:: Material supplied

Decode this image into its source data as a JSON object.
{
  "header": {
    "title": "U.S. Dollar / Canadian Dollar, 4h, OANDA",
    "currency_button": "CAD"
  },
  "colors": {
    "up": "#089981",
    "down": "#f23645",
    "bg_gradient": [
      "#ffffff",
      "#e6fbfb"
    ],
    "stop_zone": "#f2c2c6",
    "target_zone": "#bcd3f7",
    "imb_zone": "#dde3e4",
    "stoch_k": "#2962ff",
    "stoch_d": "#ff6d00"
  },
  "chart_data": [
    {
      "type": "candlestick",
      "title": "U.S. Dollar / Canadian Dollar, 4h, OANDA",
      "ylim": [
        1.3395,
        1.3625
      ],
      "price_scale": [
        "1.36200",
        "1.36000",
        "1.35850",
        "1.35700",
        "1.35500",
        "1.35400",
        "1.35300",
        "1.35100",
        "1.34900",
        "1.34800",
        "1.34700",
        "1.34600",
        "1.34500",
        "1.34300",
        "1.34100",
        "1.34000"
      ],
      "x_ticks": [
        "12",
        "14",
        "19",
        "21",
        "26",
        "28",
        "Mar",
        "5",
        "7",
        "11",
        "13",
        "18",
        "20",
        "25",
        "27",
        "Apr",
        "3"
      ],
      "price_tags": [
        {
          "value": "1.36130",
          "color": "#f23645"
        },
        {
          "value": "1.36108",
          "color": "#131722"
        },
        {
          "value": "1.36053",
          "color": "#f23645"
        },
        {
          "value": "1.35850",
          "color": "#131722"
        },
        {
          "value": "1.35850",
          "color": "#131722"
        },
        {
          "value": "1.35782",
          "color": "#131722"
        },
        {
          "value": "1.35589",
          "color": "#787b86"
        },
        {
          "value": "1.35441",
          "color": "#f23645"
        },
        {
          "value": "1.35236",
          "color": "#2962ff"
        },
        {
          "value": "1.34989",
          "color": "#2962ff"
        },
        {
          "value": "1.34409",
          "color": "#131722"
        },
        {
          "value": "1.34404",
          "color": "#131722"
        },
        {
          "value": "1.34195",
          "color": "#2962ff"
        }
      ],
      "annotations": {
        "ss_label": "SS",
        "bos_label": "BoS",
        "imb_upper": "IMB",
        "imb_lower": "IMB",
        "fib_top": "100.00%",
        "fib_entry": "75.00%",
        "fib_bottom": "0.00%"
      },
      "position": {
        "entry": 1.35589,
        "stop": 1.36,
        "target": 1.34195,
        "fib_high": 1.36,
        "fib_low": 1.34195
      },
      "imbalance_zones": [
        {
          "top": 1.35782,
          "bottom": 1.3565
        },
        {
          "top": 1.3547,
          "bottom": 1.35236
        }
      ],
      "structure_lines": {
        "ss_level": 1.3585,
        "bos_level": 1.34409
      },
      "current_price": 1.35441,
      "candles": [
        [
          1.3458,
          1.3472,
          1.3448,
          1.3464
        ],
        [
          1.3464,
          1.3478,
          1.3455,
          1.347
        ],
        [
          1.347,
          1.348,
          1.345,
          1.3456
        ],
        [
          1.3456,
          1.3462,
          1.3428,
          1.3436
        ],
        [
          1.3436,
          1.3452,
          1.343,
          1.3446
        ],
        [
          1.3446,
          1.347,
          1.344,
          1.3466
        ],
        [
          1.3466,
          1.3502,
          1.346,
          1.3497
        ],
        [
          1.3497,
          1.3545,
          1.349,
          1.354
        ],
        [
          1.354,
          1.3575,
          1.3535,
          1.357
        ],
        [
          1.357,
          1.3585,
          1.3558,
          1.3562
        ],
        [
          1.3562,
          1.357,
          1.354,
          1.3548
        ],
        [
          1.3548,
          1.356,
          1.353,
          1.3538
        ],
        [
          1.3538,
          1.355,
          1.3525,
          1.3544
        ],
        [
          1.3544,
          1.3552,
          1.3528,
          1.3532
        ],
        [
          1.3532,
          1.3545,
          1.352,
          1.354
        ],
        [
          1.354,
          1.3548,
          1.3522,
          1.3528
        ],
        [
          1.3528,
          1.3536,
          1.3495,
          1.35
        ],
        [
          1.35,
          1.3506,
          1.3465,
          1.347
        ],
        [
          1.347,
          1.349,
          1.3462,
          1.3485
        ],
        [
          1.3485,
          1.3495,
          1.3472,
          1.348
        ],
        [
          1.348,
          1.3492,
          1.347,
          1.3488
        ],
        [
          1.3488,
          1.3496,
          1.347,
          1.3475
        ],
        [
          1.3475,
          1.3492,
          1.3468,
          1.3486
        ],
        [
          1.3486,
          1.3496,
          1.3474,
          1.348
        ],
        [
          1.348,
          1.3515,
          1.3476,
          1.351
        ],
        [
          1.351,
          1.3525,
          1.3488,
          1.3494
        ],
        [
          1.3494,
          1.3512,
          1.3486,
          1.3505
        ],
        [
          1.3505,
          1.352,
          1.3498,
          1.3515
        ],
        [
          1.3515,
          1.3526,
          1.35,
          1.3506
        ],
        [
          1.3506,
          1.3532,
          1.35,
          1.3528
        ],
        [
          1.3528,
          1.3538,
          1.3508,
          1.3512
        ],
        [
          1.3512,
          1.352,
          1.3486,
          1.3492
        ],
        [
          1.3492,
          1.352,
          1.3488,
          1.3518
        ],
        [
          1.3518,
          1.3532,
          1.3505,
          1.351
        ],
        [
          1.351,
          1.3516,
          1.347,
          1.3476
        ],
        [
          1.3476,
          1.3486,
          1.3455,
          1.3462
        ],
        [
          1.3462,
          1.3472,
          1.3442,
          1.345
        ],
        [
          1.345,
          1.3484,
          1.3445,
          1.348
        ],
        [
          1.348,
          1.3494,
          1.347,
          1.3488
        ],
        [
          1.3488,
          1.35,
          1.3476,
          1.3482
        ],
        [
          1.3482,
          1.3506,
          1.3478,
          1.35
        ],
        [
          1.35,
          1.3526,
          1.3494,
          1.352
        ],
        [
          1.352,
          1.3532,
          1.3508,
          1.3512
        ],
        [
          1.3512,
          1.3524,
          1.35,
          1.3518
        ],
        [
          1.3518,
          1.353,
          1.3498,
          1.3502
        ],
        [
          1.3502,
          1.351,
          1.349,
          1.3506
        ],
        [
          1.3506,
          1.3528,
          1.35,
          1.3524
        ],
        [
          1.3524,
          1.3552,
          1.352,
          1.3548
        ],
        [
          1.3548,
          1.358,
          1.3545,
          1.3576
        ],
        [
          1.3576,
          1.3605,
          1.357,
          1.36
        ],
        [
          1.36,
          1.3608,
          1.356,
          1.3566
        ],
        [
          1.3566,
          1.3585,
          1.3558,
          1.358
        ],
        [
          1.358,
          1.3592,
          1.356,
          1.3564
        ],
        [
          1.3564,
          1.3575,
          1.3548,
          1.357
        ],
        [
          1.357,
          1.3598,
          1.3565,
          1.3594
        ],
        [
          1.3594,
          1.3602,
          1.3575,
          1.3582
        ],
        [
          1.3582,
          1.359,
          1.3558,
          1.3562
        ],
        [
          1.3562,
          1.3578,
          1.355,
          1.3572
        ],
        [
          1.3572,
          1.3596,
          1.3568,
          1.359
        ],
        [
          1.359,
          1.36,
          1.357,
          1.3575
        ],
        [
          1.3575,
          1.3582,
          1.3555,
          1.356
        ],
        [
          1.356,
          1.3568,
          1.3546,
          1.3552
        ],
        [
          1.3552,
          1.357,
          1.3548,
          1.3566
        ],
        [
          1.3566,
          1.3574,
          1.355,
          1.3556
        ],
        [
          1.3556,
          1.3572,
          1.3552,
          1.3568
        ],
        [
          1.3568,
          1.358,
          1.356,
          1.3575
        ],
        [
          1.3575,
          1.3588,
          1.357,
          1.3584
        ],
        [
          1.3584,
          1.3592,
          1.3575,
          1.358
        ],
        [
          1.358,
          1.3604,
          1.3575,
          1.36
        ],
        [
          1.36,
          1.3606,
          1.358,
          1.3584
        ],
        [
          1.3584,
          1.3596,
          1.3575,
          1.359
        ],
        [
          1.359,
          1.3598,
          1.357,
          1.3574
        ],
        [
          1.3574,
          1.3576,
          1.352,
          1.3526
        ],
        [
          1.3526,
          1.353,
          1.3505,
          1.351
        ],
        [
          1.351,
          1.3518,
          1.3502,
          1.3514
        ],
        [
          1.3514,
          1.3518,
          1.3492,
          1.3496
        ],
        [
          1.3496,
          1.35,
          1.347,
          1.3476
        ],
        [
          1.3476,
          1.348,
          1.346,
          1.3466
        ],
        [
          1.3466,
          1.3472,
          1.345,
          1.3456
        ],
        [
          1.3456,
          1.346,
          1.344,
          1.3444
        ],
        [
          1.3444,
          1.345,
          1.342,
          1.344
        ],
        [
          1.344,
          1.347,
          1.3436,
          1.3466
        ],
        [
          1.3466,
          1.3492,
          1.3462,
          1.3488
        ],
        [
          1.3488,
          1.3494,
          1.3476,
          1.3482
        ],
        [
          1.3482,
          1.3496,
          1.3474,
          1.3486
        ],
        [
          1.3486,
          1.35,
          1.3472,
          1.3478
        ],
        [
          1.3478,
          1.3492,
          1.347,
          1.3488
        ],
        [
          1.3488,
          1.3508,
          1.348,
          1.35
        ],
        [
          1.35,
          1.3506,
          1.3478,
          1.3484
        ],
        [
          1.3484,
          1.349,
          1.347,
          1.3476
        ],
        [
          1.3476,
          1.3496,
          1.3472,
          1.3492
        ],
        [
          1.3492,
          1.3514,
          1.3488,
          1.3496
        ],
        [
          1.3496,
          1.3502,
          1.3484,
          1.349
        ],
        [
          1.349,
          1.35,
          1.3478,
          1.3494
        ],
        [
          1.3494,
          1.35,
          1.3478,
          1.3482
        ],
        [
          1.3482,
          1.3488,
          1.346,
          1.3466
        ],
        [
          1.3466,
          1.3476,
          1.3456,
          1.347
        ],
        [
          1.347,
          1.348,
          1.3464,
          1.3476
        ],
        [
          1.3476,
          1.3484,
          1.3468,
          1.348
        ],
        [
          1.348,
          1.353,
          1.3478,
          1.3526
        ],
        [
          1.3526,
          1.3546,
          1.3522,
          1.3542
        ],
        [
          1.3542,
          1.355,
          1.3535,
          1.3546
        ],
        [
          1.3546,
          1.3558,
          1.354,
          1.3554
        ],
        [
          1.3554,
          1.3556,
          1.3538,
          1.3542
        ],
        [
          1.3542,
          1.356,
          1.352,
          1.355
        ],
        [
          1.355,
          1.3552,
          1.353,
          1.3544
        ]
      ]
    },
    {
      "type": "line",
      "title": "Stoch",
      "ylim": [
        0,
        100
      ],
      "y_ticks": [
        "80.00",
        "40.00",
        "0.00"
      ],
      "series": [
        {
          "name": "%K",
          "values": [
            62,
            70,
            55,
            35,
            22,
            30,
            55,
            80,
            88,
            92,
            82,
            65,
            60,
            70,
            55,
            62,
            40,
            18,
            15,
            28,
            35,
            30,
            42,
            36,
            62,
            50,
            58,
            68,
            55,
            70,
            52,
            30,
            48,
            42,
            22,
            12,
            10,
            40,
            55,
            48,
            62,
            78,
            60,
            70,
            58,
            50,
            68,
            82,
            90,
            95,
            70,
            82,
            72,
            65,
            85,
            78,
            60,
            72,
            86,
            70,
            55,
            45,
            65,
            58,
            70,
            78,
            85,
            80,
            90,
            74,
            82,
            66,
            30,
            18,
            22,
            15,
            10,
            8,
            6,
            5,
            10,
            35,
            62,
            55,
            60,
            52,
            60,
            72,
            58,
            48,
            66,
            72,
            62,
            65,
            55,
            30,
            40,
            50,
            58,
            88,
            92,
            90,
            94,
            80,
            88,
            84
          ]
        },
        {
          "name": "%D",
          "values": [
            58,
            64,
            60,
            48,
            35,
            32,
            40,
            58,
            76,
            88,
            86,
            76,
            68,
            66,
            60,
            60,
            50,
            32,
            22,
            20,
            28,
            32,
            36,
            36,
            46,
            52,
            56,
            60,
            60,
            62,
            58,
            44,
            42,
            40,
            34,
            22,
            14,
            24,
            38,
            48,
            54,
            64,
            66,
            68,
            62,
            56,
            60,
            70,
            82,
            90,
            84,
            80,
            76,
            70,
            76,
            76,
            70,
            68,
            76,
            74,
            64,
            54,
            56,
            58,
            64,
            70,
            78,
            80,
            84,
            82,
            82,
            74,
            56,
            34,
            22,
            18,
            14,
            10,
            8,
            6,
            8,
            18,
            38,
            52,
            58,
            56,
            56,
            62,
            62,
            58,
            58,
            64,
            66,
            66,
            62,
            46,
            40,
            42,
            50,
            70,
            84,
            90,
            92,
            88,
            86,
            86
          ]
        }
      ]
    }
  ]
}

::::

- _Do this_
Filter the entries down to the lines with the word "OANDA" in them.

- _Answer to this exercise_
    "title": "U.S. Dollar / Canadian Dollar, 4h, OANDA",
      "title": "U.S. Dollar / Canadian Dollar, 4h, OANDA",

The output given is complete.